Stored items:
▬▬▬▬▬▬▬▬▬▬

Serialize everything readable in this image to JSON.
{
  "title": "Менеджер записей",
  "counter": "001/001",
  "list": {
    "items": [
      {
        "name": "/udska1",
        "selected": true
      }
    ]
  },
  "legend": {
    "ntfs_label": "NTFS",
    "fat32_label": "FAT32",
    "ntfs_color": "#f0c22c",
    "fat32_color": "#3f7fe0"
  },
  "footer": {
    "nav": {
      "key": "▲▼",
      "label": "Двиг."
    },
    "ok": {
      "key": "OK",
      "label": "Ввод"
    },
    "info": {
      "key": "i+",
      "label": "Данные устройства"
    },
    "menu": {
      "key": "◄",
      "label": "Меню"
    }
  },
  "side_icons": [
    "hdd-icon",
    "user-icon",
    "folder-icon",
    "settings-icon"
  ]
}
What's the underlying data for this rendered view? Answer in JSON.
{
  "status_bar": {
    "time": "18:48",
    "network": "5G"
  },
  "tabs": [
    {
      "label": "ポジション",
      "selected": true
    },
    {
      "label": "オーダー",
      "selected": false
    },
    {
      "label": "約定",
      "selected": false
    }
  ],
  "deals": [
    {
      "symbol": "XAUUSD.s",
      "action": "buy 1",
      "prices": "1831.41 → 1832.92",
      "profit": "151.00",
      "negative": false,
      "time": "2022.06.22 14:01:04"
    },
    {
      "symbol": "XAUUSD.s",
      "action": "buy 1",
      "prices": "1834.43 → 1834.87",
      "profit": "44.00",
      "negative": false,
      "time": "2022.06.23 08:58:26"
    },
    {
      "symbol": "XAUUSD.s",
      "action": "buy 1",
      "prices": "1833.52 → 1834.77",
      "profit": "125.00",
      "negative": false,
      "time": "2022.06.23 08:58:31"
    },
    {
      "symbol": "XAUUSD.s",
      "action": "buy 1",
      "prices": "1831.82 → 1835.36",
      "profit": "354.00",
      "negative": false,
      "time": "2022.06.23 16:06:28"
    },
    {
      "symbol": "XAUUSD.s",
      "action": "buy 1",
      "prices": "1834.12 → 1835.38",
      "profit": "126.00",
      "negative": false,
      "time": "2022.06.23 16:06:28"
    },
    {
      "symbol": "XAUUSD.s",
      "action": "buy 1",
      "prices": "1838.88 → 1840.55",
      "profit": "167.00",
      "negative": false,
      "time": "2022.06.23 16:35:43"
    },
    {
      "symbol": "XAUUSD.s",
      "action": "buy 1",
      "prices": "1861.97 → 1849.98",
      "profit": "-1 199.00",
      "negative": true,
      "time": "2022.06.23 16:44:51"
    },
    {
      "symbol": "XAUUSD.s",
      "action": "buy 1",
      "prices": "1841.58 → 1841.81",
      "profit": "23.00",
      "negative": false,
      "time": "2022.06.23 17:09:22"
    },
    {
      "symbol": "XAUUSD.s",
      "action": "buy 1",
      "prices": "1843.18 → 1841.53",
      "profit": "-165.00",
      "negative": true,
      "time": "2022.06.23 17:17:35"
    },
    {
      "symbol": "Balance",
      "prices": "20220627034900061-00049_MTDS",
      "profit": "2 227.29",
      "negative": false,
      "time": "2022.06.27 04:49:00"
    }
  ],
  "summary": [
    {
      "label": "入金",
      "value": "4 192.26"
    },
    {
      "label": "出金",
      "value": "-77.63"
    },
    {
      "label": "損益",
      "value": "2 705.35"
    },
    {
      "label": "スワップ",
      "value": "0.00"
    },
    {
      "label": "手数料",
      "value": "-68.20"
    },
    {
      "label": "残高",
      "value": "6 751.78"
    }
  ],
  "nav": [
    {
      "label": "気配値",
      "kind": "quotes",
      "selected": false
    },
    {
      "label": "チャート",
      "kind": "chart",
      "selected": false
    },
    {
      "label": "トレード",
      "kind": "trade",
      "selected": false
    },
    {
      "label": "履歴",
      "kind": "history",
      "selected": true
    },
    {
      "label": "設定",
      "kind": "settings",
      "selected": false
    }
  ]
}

▬▬▬▬▬▬▬▬▬▬

EXERCISE DETAILS:
Extract each entry in full, exactly as given.

ANSWER FOR THE TASK:
Serialize everything readable in this image to JSON.
{
  "title": "Менеджер записей",
  "counter": "001/001",
  "list": {
    "items": [
      {
        "name": "/udska1",
        "selected": true
      }
    ]
  },
  "legend": {
    "ntfs_label": "NTFS",
    "fat32_label": "FAT32",
    "ntfs_color": "#f0c22c",
    "fat32_color": "#3f7fe0"
  },
  "footer": {
    "nav": {
      "key": "▲▼",
      "label": "Двиг."
    },
    "ok": {
      "key": "OK",
      "label": "Ввод"
    },
    "info": {
      "key": "i+",
      "label": "Данные устройства"
    },
    "menu": {
      "key": "◄",
      "label": "Меню"
    }
  },
  "side_icons": [
    "hdd-icon",
    "user-icon",
    "folder-icon",
    "settings-icon"
  ]
}
What's the underlying data for this rendered view? Answer in JSON.
{
  "status_bar": {
    "time": "18:48",
    "network": "5G"
  },
  "tabs": [
    {
      "label": "ポジション",
      "selected": true
    },
    {
      "label": "オーダー",
      "selected": false
    },
    {
      "label": "約定",
      "selected": false
    }
  ],
  "deals": [
    {
      "symbol": "XAUUSD.s",
      "action": "buy 1",
      "prices": "1831.41 → 1832.92",
      "profit": "151.00",
      "negative": false,
      "time": "2022.06.22 14:01:04"
    },
    {
      "symbol": "XAUUSD.s",
      "action": "buy 1",
      "prices": "1834.43 → 1834.87",
      "profit": "44.00",
      "negative": false,
      "time": "2022.06.23 08:58:26"
    },
    {
      "symbol": "XAUUSD.s",
      "action": "buy 1",
      "prices": "1833.52 → 1834.77",
      "profit": "125.00",
      "negative": false,
      "time": "2022.06.23 08:58:31"
    },
    {
      "symbol": "XAUUSD.s",
      "action": "buy 1",
      "prices": "1831.82 → 1835.36",
      "profit": "354.00",
      "negative": false,
      "time": "2022.06.23 16:06:28"
    },
    {
      "symbol": "XAUUSD.s",
      "action": "buy 1",
      "prices": "1834.12 → 1835.38",
      "profit": "126.00",
      "negative": false,
      "time": "2022.06.23 16:06:28"
    },
    {
      "symbol": "XAUUSD.s",
      "action": "buy 1",
      "prices": "1838.88 → 1840.55",
      "profit": "167.00",
      "negative": false,
      "time": "2022.06.23 16:35:43"
    },
    {
      "symbol": "XAUUSD.s",
      "action": "buy 1",
      "prices": "1861.97 → 1849.98",
      "profit": "-1 199.00",
      "negative": true,
      "time": "2022.06.23 16:44:51"
    },
    {
      "symbol": "XAUUSD.s",
      "action": "buy 1",
      "prices": "1841.58 → 1841.81",
      "profit": "23.00",
      "negative": false,
      "time": "2022.06.23 17:09:22"
    },
    {
      "symbol": "XAUUSD.s",
      "action": "buy 1",
      "prices": "1843.18 → 1841.53",
      "profit": "-165.00",
      "negative": true,
      "time": "2022.06.23 17:17:35"
    },
    {
      "symbol": "Balance",
      "prices": "20220627034900061-00049_MTDS",
      "profit": "2 227.29",
      "negative": false,
      "time": "2022.06.27 04:49:00"
    }
  ],
  "summary": [
    {
      "label": "入金",
      "value": "4 192.26"
    },
    {
      "label": "出金",
      "value": "-77.63"
    },
    {
      "label": "損益",
      "value": "2 705.35"
    },
    {
      "label": "スワップ",
      "value": "0.00"
    },
    {
      "label": "手数料",
      "value": "-68.20"
    },
    {
      "label": "残高",
      "value": "6 751.78"
    }
  ],
  "nav": [
    {
      "label": "気配値",
      "kind": "quotes",
      "selected": false
    },
    {
      "label": "チャート",
      "kind": "chart",
      "selected": false
    },
    {
      "label": "トレード",
      "kind": "trade",
      "selected": false
    },
    {
      "label": "履歴",
      "kind": "history",
      "selected": true
    },
    {
      "label": "設定",
      "kind": "settings",
      "selected": false
    }
  ]
}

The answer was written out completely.